> _WHAT IS EXPECTED_
Reproduce verbatim the passage of the Redshift table comparison thread below from "What I have" to "all you need.".

> _TEXT SECTION_
------------------------------------------------------------

More efficient way of comparing two tables in Redshift?

Question

I have a series of stored procedures that contain logic which populate tables. I edit the stored procedure logic to populate new fields into the tables. Currently, to check how the stored procedure affects the tables, I'm taking a full copy of the table before the change and storing it as a new table in the redshift database, e.g. 'Table_test', so that I can check that the row counts are the same and the columns contain the same data. This seems like a very inefficient process of storing the whole old table to use for comparison against the new version of the table.

Is there a better/more efficient way of doing this process of comparing two tables in AWS Redshift?

Are you looking for a faster way to compare these 2 tables? Or are you looking for a way to compare them without saving a full copy of the table - "table_test"? There may be faster ways to compare the tables but you didn't describe how you are doing it now. There are also ways to create "signatures" of tables that can be used to see if the result has the same "signature". These can be made for whole tables, rows, columns, blocks etc. but you haven't stated what kind of differences you want to uniquely identify - just whole tables match, columns match? — Bill Weiner, Jun 22 '22 at 15:28
Yes that's right a faster way to compare two tables. Currently, just creating a full copy of the table to compare. I would like to know how to both; a whole table match and a column match. Thanks ! — finn871, Jun 27 '22 at 09:10

Bill Weiner · Accepted Answer · 2022-11-03T18:59:45.417

What I have done in the past for comparing data between databases is to create a per column "MD5-like" signature. In your case you could do something similar on your "pre" table contents and your "post" table contents. This would only tell you which columns are different but this may be all you need.

Debug when there is a difference could be hard but you could "save" a copy of the table to S3 for debug use. This could defeat the speed you are looking for and you may only want to run this way when there is an issue or turn-on testing. You could also run such a process by "date" so that you could get the day and column that mismatches.

------------------------------------------------------------

> _PROVIDED DATA_
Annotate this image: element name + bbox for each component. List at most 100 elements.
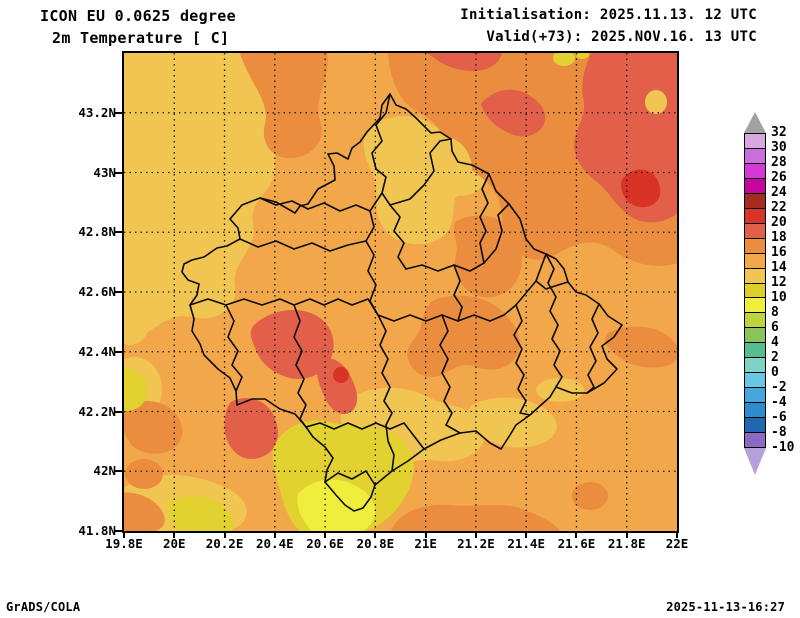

------------------------------------------------------------

> _RESULT_
What I have done in the past for comparing data between databases is to create a per column "MD5-like" signature. In your case you could do something similar on your "pre" table contents and your "post" table contents. This would only tell you which columns are different but this may be all you need.